Layout coordinate data
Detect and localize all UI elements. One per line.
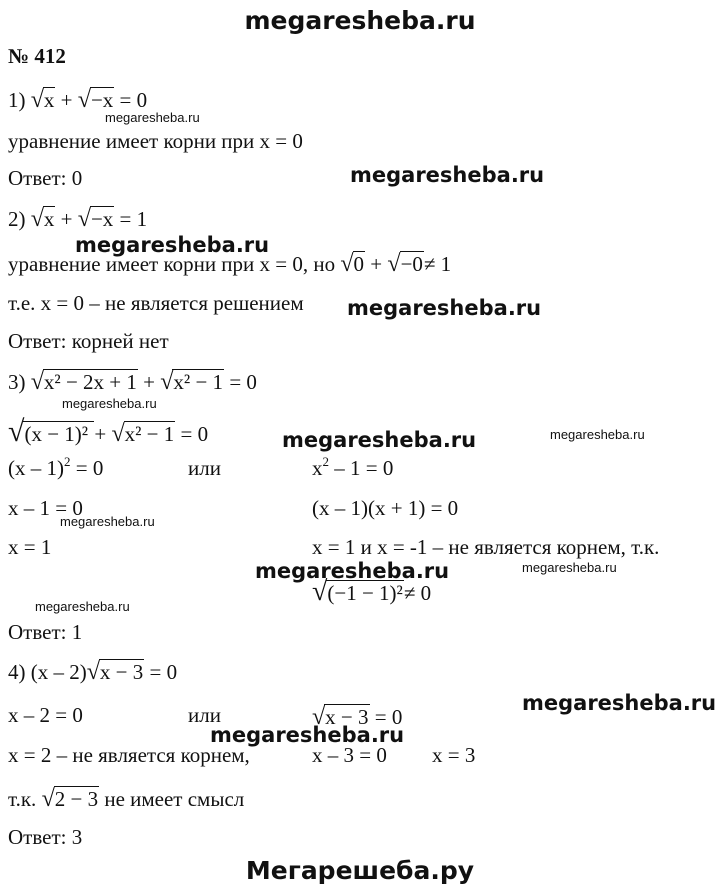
p4-tk: т.к. √2 − 3 не имеет смысл bbox=[8, 786, 245, 812]
p3-case-b3: x = 1 и x = -1 – не является корнем, т.к. bbox=[312, 535, 660, 559]
p4-case-a1: x – 2 = 0 bbox=[8, 703, 83, 727]
watermark: megaresheba.ru bbox=[60, 514, 155, 529]
p3-answer: Ответ: 1 bbox=[8, 620, 83, 644]
watermark: megaresheba.ru bbox=[255, 559, 450, 583]
watermark: megaresheba.ru bbox=[350, 163, 545, 187]
watermark: megaresheba.ru bbox=[550, 427, 645, 442]
p1-answer: Ответ: 0 bbox=[8, 166, 83, 190]
watermark: megaresheba.ru bbox=[105, 110, 200, 125]
p3-case-a1: (x – 1)$^2$ = 0 bbox=[8, 454, 104, 480]
p4-case-b1: √x − 3 = 0 bbox=[312, 704, 403, 730]
p2-text2: т.е. x = 0 – не является решением bbox=[8, 291, 304, 315]
watermark: megaresheba.ru bbox=[347, 296, 542, 320]
p2-answer: Ответ: корней нет bbox=[8, 329, 169, 353]
p4-answer: Ответ: 3 bbox=[8, 825, 83, 849]
p4-equation: 4) (x – 2)√x − 3 = 0 bbox=[8, 659, 178, 685]
watermark: megaresheba.ru bbox=[62, 396, 157, 411]
p3-equation: 3) √x² − 2x + 1 + √x² − 1 = 0 bbox=[8, 369, 257, 395]
watermark: megaresheba.ru bbox=[282, 428, 477, 452]
watermark: megaresheba.ru bbox=[522, 691, 717, 715]
watermark: megaresheba.ru bbox=[75, 233, 270, 257]
p2-text: уравнение имеет корни при x = 0, но √0 + √−0≠ 1 bbox=[8, 251, 452, 277]
site-footer: Мегарешеба.ру bbox=[245, 856, 475, 885]
p4-case-b2: x – 3 = 0 bbox=[312, 743, 387, 767]
p1-text: уравнение имеет корни при x = 0 bbox=[8, 129, 303, 153]
p3-case-b2: (x – 1)(x + 1) = 0 bbox=[312, 496, 459, 520]
watermark: megaresheba.ru bbox=[210, 723, 405, 747]
problem-number: № 412 bbox=[8, 44, 66, 68]
p3-or: или bbox=[188, 456, 221, 480]
site-header: megaresheba.ru bbox=[244, 6, 476, 35]
p3-case-b1: $x^2 - 1 = 0$ bbox=[312, 454, 394, 480]
p4-case-a2: x = 2 – не является корнем, bbox=[8, 743, 250, 767]
p3-case-a3: x = 1 bbox=[8, 535, 52, 559]
watermark: megaresheba.ru bbox=[522, 560, 617, 575]
p4-or: или bbox=[188, 703, 221, 727]
p4-case-c2: x = 3 bbox=[432, 743, 476, 767]
p3-case-b4: √(−1 − 1)²≠ 0 bbox=[312, 576, 432, 607]
p1-equation: 1) √x + √−x = 0 bbox=[8, 87, 148, 113]
p2-equation: 2) √x + √−x = 1 bbox=[8, 206, 148, 232]
watermark: megaresheba.ru bbox=[35, 599, 130, 614]
p3-case-a2: x – 1 = 0 bbox=[8, 496, 83, 520]
p3-equation2: √(x − 1)² + √x² − 1 = 0 bbox=[8, 415, 209, 448]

* **REQUIREMENT**
Reproduce every line of the records above without alteration, omitting the pictures.

* **SOLUTION**
Detect and localize all UI elements. One per line.
p4-tk: т.к. √2 − 3 не имеет смысл bbox=[8, 786, 245, 812]
p3-case-b3: x = 1 и x = -1 – не является корнем, т.к. bbox=[312, 535, 660, 559]
p4-case-a1: x – 2 = 0 bbox=[8, 703, 83, 727]
watermark: megaresheba.ru bbox=[60, 514, 155, 529]
p3-answer: Ответ: 1 bbox=[8, 620, 83, 644]
watermark: megaresheba.ru bbox=[255, 559, 450, 583]
watermark: megaresheba.ru bbox=[350, 163, 545, 187]
watermark: megaresheba.ru bbox=[550, 427, 645, 442]
p1-answer: Ответ: 0 bbox=[8, 166, 83, 190]
watermark: megaresheba.ru bbox=[105, 110, 200, 125]
p3-case-a1: (x – 1)$^2$ = 0 bbox=[8, 454, 104, 480]
p4-case-b1: √x − 3 = 0 bbox=[312, 704, 403, 730]
p2-text2: т.е. x = 0 – не является решением bbox=[8, 291, 304, 315]
watermark: megaresheba.ru bbox=[347, 296, 542, 320]
p2-answer: Ответ: корней нет bbox=[8, 329, 169, 353]
p4-answer: Ответ: 3 bbox=[8, 825, 83, 849]
p4-equation: 4) (x – 2)√x − 3 = 0 bbox=[8, 659, 178, 685]
watermark: megaresheba.ru bbox=[62, 396, 157, 411]
p3-equation: 3) √x² − 2x + 1 + √x² − 1 = 0 bbox=[8, 369, 257, 395]
watermark: megaresheba.ru bbox=[282, 428, 477, 452]
watermark: megaresheba.ru bbox=[522, 691, 717, 715]
watermark: megaresheba.ru bbox=[75, 233, 270, 257]
p2-text: уравнение имеет корни при x = 0, но √0 + √−0≠ 1 bbox=[8, 251, 452, 277]
site-footer: Мегарешеба.ру bbox=[245, 856, 475, 885]
p4-case-b2: x – 3 = 0 bbox=[312, 743, 387, 767]
p1-text: уравнение имеет корни при x = 0 bbox=[8, 129, 303, 153]
p3-case-b2: (x – 1)(x + 1) = 0 bbox=[312, 496, 459, 520]
watermark: megaresheba.ru bbox=[210, 723, 405, 747]
problem-number: № 412 bbox=[8, 44, 66, 68]
p3-or: или bbox=[188, 456, 221, 480]
site-header: megaresheba.ru bbox=[244, 6, 476, 35]
p3-case-b1: $x^2 - 1 = 0$ bbox=[312, 454, 394, 480]
p4-case-a2: x = 2 – не является корнем, bbox=[8, 743, 250, 767]
p3-case-a3: x = 1 bbox=[8, 535, 52, 559]
watermark: megaresheba.ru bbox=[522, 560, 617, 575]
p4-or: или bbox=[188, 703, 221, 727]
p4-case-c2: x = 3 bbox=[432, 743, 476, 767]
p3-case-b4: √(−1 − 1)²≠ 0 bbox=[312, 576, 432, 607]
p1-equation: 1) √x + √−x = 0 bbox=[8, 87, 148, 113]
p2-equation: 2) √x + √−x = 1 bbox=[8, 206, 148, 232]
watermark: megaresheba.ru bbox=[35, 599, 130, 614]
p3-case-a2: x – 1 = 0 bbox=[8, 496, 83, 520]
p3-equation2: √(x − 1)² + √x² − 1 = 0 bbox=[8, 415, 209, 448]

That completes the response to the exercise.